Task objective
Every entry must be copied word for word.

Raw data
>>

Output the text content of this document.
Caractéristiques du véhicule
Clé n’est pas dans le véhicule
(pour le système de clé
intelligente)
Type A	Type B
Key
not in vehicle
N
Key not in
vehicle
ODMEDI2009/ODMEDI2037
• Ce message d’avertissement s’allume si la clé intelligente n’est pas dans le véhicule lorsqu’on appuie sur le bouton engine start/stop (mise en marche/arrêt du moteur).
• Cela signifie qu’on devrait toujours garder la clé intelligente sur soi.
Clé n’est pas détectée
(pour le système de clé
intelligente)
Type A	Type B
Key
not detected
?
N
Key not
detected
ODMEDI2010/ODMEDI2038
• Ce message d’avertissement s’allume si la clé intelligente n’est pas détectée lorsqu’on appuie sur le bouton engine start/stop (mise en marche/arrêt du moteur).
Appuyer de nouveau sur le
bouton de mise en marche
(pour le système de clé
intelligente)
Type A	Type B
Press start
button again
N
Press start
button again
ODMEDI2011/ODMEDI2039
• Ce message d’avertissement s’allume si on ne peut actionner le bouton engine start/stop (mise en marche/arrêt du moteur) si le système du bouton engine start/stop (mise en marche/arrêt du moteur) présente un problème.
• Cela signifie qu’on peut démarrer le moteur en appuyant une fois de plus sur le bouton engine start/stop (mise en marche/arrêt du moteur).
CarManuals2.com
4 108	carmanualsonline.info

<<

Answer for this exercise
Output the text content of this document.
Caractéristiques du véhicule
Clé n’est pas dans le véhicule
(pour le système de clé
intelligente)
Type A	Type B
Key
not in vehicle
N
Key not in
vehicle
ODMEDI2009/ODMEDI2037
• Ce message d’avertissement s’allume si la clé intelligente n’est pas dans le véhicule lorsqu’on appuie sur le bouton engine start/stop (mise en marche/arrêt du moteur).
• Cela signifie qu’on devrait toujours garder la clé intelligente sur soi.
Clé n’est pas détectée
(pour le système de clé
intelligente)
Type A	Type B
Key
not detected
?
N
Key not
detected
ODMEDI2010/ODMEDI2038
• Ce message d’avertissement s’allume si la clé intelligente n’est pas détectée lorsqu’on appuie sur le bouton engine start/stop (mise en marche/arrêt du moteur).
Appuyer de nouveau sur le
bouton de mise en marche
(pour le système de clé
intelligente)
Type A	Type B
Press start
button again
N
Press start
button again
ODMEDI2011/ODMEDI2039
• Ce message d’avertissement s’allume si on ne peut actionner le bouton engine start/stop (mise en marche/arrêt du moteur) si le système du bouton engine start/stop (mise en marche/arrêt du moteur) présente un problème.
• Cela signifie qu’on peut démarrer le moteur en appuyant une fois de plus sur le bouton engine start/stop (mise en marche/arrêt du moteur).
CarManuals2.com
4 108	carmanualsonline.info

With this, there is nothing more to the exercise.